→ Items from a figure collection
____

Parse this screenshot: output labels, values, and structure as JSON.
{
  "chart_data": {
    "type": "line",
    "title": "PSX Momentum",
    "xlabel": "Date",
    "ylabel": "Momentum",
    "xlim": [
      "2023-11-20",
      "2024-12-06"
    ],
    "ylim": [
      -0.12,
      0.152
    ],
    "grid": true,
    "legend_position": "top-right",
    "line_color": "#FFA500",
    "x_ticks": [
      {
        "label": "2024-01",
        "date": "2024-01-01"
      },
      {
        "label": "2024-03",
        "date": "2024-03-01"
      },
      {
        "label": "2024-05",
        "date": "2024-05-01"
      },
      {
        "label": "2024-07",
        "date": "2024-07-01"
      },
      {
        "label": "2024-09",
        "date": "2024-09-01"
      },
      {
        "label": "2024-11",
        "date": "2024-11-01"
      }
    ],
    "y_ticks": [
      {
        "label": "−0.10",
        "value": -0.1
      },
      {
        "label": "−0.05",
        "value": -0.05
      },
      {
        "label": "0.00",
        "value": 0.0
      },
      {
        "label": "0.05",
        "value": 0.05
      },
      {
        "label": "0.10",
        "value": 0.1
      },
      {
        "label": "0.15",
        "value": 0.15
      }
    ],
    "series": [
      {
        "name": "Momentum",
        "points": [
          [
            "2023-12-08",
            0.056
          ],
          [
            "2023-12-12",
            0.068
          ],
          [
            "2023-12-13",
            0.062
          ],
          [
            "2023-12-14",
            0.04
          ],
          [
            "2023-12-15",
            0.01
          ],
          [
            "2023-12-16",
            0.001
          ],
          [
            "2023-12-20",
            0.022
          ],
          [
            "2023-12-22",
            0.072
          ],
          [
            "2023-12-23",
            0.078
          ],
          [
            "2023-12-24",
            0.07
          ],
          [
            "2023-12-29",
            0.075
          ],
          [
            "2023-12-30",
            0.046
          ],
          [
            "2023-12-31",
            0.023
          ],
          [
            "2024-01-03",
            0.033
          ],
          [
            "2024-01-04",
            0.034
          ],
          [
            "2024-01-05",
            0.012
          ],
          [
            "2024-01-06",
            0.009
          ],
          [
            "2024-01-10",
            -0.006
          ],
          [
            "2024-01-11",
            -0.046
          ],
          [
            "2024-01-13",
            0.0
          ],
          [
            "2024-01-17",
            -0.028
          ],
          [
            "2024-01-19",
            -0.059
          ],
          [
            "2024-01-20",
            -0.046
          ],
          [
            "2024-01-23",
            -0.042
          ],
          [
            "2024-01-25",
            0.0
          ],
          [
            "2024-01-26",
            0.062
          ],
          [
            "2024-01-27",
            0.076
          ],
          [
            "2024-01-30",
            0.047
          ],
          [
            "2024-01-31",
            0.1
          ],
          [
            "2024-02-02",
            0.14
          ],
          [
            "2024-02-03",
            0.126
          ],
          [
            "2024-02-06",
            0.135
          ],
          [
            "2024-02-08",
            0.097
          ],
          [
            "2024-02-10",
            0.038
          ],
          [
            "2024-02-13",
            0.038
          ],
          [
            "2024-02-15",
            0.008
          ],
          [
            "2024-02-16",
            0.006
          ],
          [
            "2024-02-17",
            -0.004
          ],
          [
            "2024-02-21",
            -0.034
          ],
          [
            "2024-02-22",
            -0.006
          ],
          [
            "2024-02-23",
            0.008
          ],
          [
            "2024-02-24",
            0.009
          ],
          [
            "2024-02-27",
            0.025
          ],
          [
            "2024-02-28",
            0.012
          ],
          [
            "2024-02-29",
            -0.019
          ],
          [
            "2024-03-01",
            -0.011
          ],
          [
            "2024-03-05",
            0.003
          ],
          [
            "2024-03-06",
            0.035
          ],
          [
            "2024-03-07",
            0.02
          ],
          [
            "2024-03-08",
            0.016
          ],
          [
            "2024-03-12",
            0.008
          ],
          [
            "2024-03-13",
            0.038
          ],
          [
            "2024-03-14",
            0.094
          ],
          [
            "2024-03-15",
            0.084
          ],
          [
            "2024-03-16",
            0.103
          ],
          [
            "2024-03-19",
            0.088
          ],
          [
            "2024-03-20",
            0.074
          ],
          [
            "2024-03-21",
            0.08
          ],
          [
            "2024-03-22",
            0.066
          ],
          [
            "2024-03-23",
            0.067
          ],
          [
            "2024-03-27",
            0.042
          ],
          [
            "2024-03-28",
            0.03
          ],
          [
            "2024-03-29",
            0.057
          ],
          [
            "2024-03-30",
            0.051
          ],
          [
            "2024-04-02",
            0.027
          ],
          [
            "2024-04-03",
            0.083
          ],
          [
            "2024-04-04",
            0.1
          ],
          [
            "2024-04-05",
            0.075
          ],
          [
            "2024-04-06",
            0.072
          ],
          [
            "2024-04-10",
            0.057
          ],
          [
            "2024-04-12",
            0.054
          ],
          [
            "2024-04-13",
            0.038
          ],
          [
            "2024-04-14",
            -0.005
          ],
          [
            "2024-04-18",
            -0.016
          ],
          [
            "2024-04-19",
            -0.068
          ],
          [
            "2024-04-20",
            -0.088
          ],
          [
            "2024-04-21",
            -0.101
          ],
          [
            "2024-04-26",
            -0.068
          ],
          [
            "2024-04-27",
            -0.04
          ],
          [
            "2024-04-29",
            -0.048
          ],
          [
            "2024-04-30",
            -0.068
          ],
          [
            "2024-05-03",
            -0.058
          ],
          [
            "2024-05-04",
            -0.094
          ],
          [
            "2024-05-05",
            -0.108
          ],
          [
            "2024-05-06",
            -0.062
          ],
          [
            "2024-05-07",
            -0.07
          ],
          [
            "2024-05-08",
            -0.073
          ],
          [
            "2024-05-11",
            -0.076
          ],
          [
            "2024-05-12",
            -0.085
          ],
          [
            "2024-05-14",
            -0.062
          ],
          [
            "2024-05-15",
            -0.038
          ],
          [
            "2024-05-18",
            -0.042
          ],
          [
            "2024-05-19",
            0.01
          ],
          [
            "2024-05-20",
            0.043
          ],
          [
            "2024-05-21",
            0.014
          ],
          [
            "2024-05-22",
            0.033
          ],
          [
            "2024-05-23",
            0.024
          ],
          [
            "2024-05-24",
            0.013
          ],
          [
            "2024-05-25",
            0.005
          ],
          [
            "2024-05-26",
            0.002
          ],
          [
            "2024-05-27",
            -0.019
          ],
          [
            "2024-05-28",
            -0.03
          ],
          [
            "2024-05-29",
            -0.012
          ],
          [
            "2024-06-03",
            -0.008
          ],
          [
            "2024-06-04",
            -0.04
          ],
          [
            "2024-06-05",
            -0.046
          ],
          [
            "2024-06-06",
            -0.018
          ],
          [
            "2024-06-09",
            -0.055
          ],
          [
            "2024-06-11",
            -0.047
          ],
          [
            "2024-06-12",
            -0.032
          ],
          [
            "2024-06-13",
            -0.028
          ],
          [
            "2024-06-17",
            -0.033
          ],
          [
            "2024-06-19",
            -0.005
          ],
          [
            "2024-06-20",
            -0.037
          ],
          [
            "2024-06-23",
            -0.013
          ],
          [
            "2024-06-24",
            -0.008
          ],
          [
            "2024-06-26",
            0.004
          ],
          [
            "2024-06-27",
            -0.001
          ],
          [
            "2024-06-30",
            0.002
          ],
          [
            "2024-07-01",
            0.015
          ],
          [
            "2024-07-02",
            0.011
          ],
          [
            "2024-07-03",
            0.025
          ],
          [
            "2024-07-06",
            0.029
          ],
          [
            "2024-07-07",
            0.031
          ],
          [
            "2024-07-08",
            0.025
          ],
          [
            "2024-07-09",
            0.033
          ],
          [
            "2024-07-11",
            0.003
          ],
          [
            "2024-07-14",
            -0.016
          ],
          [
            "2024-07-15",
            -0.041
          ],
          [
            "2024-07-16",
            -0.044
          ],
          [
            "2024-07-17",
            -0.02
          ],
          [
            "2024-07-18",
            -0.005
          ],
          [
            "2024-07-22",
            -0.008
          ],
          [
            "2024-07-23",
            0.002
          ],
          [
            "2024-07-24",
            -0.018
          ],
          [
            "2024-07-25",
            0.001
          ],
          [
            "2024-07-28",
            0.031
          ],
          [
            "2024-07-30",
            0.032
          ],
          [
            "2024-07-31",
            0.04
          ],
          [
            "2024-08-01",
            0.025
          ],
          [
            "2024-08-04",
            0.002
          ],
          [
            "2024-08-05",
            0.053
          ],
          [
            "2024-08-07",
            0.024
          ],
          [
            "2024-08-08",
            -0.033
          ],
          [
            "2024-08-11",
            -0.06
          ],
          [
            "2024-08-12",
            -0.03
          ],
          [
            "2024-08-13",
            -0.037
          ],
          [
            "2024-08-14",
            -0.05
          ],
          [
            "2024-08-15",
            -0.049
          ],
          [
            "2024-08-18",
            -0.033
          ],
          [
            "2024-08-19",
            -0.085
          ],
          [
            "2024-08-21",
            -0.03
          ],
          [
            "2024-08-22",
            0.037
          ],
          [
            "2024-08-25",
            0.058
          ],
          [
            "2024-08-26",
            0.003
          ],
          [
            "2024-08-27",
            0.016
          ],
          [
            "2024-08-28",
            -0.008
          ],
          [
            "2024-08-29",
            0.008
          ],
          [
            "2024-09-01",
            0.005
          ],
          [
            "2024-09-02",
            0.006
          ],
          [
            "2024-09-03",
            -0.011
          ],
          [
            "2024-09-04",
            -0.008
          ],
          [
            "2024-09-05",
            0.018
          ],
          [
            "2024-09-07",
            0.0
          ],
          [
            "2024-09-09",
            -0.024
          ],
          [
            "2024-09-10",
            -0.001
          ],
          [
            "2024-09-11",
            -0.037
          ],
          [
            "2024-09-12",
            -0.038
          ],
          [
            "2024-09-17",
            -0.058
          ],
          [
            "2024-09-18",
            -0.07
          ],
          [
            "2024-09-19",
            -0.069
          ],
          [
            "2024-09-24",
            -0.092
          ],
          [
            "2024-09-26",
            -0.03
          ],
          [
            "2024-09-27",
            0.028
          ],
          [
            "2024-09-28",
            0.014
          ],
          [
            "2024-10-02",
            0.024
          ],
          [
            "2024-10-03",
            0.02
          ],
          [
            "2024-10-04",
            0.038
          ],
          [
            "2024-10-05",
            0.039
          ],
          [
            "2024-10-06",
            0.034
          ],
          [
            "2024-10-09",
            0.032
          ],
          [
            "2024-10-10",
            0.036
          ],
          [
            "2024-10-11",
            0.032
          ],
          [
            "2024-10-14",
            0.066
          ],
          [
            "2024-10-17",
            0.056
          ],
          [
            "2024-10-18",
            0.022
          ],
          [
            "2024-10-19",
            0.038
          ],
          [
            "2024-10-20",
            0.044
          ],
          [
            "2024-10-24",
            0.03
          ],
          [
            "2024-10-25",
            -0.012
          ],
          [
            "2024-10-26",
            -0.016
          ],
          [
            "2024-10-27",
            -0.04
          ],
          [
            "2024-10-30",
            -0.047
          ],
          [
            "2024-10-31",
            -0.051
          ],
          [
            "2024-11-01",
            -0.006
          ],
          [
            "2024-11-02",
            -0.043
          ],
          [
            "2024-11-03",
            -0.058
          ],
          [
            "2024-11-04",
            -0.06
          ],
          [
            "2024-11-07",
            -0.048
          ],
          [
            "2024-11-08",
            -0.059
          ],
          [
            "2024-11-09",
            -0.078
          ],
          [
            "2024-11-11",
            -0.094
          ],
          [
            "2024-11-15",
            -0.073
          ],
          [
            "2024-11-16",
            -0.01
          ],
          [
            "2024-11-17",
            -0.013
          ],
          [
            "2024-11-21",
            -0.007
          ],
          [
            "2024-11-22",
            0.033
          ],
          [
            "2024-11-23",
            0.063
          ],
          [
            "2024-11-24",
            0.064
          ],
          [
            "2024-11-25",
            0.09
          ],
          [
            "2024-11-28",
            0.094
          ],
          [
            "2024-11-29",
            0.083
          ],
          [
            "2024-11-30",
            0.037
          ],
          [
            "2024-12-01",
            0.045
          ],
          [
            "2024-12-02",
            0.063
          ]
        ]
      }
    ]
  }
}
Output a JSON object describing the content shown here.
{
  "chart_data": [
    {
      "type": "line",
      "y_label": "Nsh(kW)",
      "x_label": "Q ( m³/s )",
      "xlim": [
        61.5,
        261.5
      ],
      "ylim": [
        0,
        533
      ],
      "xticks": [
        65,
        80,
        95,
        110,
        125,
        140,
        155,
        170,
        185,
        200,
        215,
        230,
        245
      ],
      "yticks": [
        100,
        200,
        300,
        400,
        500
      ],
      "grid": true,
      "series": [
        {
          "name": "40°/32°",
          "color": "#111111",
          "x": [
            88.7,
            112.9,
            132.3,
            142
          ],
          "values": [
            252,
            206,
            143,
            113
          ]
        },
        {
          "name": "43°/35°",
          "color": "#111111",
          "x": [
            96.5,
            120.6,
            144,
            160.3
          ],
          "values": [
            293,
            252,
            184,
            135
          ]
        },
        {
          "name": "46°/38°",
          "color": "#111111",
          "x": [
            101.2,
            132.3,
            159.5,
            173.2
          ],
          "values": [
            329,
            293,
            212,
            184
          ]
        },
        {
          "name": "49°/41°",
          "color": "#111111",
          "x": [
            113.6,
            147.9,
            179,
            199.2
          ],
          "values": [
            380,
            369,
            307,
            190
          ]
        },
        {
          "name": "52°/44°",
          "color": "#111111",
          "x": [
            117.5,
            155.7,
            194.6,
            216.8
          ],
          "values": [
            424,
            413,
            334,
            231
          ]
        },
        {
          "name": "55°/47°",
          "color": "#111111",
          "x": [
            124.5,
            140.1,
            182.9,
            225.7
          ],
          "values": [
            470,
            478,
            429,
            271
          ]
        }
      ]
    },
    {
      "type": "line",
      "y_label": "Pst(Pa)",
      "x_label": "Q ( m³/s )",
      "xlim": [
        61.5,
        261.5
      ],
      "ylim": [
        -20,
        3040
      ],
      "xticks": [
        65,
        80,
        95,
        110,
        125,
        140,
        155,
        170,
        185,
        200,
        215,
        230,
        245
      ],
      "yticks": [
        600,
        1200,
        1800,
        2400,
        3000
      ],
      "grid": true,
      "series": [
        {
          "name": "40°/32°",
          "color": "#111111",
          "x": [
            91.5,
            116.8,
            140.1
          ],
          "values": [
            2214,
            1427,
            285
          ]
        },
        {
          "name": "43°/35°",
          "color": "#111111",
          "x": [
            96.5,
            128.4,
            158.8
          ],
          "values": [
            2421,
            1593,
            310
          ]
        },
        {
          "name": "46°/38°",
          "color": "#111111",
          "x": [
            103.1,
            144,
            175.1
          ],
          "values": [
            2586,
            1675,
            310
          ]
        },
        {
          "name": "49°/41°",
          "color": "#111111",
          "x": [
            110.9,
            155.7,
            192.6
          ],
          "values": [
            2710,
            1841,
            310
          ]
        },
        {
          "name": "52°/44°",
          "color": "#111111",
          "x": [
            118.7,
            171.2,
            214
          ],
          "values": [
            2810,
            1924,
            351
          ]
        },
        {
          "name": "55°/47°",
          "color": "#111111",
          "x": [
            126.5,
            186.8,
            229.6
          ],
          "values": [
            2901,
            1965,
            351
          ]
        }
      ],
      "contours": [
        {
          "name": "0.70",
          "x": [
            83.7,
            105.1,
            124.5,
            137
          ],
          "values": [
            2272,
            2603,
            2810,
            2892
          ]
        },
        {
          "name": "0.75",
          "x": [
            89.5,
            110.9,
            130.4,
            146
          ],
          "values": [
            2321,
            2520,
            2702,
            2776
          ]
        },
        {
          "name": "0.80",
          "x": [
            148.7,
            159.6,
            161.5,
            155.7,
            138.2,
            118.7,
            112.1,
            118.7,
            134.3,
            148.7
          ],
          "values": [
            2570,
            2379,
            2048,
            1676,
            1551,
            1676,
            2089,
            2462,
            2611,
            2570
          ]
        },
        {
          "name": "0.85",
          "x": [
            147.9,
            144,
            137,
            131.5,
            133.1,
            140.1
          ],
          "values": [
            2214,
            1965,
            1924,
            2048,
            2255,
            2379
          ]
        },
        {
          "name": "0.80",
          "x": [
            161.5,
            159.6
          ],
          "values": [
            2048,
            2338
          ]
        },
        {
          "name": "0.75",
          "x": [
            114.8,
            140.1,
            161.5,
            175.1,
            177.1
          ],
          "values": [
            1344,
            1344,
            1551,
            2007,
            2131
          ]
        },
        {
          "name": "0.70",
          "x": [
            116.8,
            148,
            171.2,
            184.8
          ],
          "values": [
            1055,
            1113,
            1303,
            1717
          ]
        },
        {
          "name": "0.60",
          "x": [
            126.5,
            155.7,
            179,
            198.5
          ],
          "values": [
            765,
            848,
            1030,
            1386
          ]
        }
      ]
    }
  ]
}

____

→ WHAT YOU WILL DO
Show every line from the entries above in which the word "JSON" appears.

→ OUTPUT BELOW
Parse this screenshot: output labels, values, and structure as JSON.
Output a JSON object describing the content shown here.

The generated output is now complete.